▸ Written exercise:
Collect all lines from the records below that include the word "text".

================================

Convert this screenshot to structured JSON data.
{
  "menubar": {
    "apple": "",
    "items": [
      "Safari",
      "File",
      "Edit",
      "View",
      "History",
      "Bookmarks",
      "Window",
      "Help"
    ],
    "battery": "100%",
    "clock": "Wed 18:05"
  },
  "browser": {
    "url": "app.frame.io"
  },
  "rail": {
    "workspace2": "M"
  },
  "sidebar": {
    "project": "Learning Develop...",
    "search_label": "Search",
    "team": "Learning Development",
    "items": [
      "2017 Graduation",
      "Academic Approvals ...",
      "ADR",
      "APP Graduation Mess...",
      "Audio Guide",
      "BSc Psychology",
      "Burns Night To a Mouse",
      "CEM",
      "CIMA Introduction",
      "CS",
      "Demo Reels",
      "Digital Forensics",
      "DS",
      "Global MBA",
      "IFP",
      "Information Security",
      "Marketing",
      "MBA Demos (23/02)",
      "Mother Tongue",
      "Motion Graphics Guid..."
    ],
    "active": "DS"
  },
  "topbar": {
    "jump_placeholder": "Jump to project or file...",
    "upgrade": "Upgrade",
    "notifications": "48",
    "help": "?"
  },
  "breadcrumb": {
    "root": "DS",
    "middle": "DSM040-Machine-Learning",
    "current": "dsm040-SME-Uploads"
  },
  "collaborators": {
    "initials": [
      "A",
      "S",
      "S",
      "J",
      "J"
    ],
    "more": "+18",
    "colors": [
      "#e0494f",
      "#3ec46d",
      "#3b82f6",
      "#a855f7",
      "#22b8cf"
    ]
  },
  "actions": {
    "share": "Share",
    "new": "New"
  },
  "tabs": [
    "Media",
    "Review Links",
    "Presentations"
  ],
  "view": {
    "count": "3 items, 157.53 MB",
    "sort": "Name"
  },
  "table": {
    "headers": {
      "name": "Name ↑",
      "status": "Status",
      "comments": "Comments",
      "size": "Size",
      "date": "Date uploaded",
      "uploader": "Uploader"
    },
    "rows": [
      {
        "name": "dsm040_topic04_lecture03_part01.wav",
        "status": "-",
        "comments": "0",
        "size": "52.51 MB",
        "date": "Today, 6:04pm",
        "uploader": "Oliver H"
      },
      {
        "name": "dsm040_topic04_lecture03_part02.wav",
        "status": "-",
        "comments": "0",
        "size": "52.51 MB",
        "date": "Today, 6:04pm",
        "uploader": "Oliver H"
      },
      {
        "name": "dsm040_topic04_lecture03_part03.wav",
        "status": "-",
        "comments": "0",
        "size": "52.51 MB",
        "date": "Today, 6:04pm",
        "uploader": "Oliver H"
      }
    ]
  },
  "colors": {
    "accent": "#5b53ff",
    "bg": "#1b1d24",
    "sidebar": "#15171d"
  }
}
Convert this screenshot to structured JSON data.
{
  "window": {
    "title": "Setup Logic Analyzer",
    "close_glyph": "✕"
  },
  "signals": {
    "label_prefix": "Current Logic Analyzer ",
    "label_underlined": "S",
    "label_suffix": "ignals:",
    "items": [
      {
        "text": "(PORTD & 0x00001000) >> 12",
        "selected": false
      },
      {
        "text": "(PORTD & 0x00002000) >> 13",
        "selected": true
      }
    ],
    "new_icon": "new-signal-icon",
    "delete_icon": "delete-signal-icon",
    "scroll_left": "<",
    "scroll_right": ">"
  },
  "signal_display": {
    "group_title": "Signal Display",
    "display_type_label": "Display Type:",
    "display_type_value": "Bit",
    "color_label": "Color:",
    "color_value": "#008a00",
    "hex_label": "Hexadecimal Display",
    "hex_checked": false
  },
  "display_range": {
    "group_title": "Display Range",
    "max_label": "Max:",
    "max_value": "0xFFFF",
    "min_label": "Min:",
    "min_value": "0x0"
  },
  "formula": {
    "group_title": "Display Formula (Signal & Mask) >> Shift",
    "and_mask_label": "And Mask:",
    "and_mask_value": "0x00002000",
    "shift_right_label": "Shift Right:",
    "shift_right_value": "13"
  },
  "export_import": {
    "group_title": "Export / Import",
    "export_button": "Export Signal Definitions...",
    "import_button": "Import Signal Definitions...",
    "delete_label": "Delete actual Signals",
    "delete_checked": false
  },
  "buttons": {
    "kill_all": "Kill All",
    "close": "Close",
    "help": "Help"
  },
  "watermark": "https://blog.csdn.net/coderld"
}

================================

▸ Written solution:
        "text": "(PORTD & 0x00001000) >> 12",
        "text": "(PORTD & 0x00002000) >> 13",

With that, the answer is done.